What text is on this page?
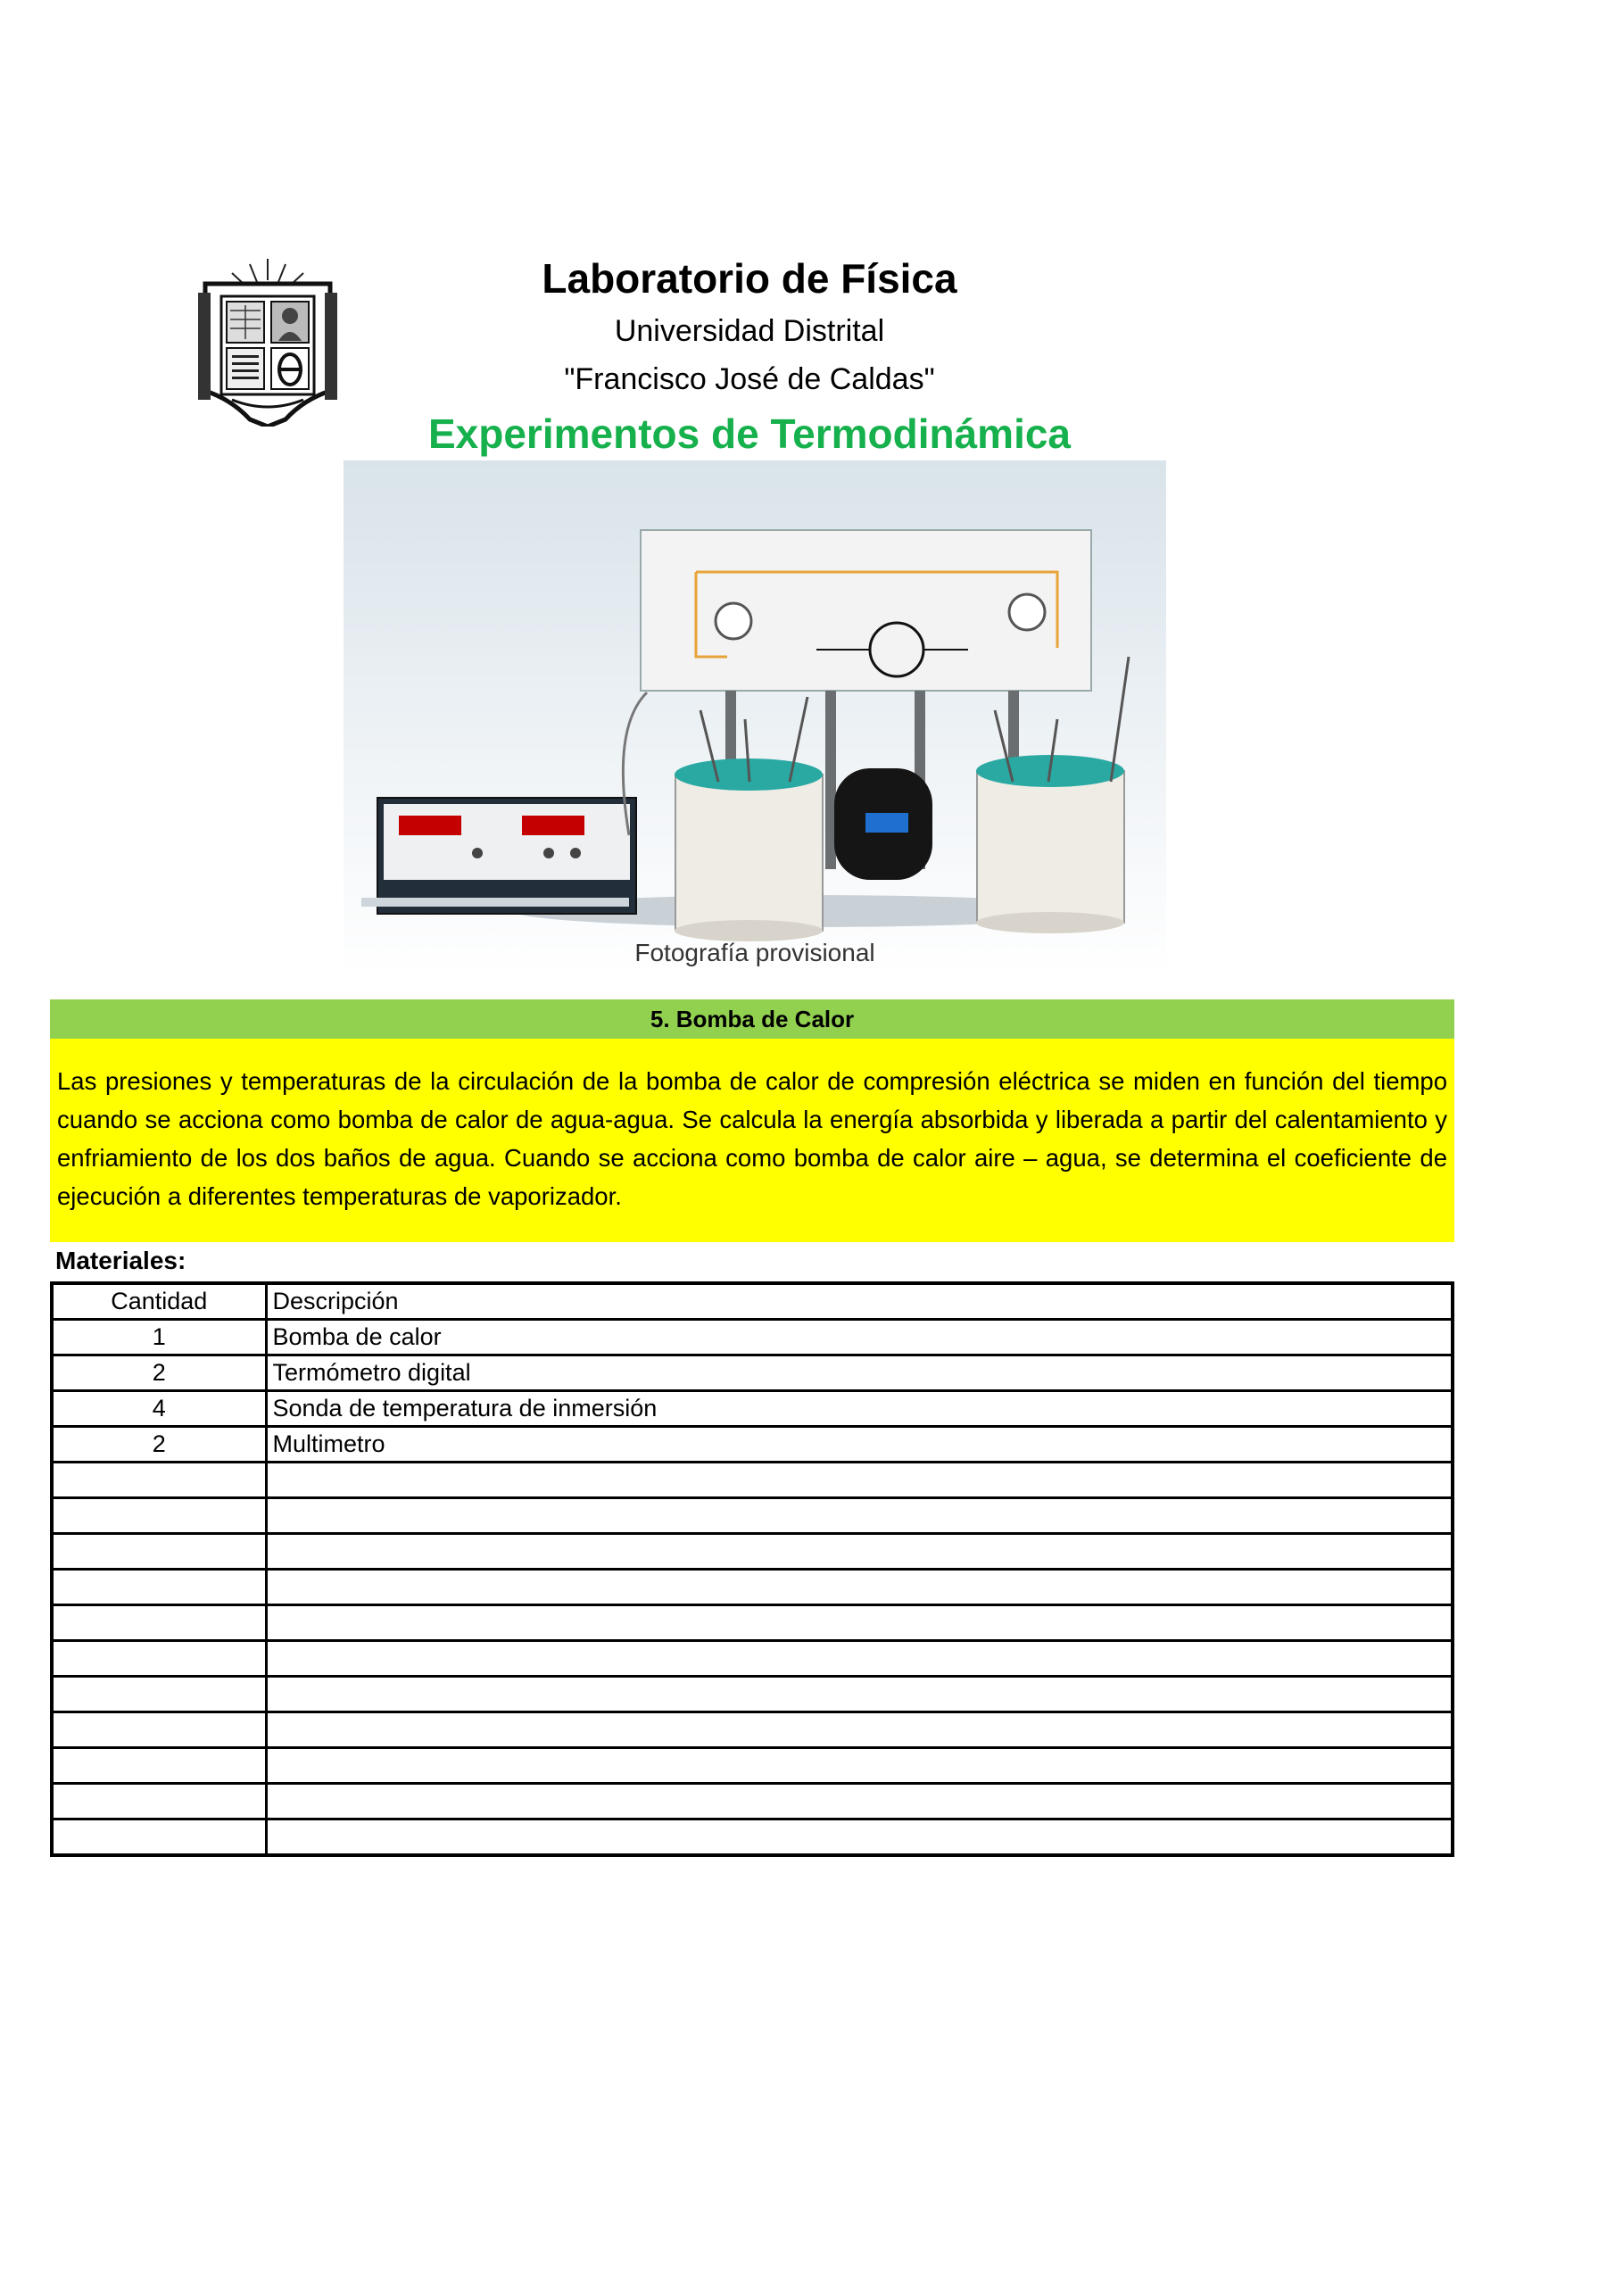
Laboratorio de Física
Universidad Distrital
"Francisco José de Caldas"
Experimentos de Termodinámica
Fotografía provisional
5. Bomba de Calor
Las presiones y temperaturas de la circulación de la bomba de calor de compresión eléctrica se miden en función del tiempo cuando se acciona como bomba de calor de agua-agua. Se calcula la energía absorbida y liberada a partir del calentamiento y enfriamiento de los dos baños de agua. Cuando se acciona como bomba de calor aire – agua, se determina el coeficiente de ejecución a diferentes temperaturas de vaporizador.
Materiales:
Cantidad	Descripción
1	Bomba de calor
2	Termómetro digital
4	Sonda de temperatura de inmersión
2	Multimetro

» PROBLEM REQUIREMENTS
Take the entries shown above and quote them verbatim, passing over the pictures.

» ANSWER TO THIS PROBLEM
What text is on this page?
Laboratorio de Física
Universidad Distrital
"Francisco José de Caldas"
Experimentos de Termodinámica
Fotografía provisional
5. Bomba de Calor
Las presiones y temperaturas de la circulación de la bomba de calor de compresión eléctrica se miden en función del tiempo cuando se acciona como bomba de calor de agua-agua. Se calcula la energía absorbida y liberada a partir del calentamiento y enfriamiento de los dos baños de agua. Cuando se acciona como bomba de calor aire – agua, se determina el coeficiente de ejecución a diferentes temperaturas de vaporizador.
Materiales:
Cantidad	Descripción
1	Bomba de calor
2	Termómetro digital
4	Sonda de temperatura de inmersión
2	Multimetro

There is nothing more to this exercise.